Write the entries below out again exactly; any picture in them stays out.

#### DATA LISTING ####

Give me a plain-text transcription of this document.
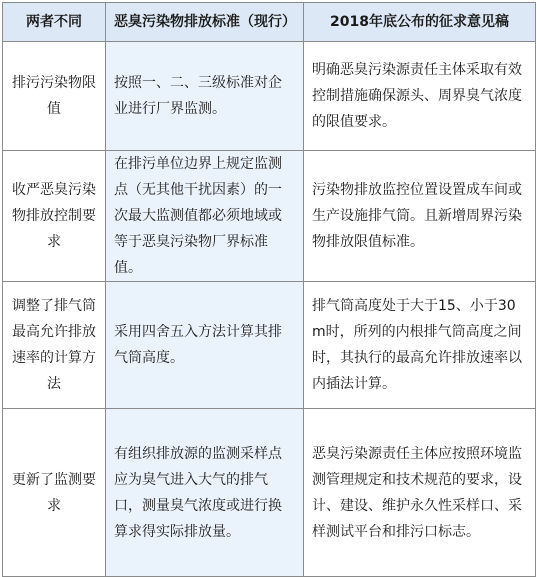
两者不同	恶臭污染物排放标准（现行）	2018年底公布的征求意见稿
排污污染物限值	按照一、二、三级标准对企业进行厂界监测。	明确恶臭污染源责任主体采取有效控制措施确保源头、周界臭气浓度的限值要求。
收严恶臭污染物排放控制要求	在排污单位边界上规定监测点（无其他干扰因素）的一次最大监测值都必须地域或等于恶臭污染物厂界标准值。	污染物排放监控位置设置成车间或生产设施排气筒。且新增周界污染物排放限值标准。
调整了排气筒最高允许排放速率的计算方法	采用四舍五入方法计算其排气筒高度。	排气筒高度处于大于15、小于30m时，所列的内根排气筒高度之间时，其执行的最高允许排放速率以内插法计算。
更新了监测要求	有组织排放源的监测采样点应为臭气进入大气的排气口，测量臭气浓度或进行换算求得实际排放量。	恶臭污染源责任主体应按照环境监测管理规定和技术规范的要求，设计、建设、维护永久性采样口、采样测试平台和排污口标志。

####

- _ANSWER FOR THIS EXERCISE_:
Give me a plain-text transcription of this document.
两者不同	恶臭污染物排放标准（现行）	2018年底公布的征求意见稿
排污污染物限值	按照一、二、三级标准对企业进行厂界监测。	明确恶臭污染源责任主体采取有效控制措施确保源头、周界臭气浓度的限值要求。
收严恶臭污染物排放控制要求	在排污单位边界上规定监测点（无其他干扰因素）的一次最大监测值都必须地域或等于恶臭污染物厂界标准值。	污染物排放监控位置设置成车间或生产设施排气筒。且新增周界污染物排放限值标准。
调整了排气筒最高允许排放速率的计算方法	采用四舍五入方法计算其排气筒高度。	排气筒高度处于大于15、小于30m时，所列的内根排气筒高度之间时，其执行的最高允许排放速率以内插法计算。
更新了监测要求	有组织排放源的监测采样点应为臭气进入大气的排气口，测量臭气浓度或进行换算求得实际排放量。	恶臭污染源责任主体应按照环境监测管理规定和技术规范的要求，设计、建设、维护永久性采样口、采样测试平台和排污口标志。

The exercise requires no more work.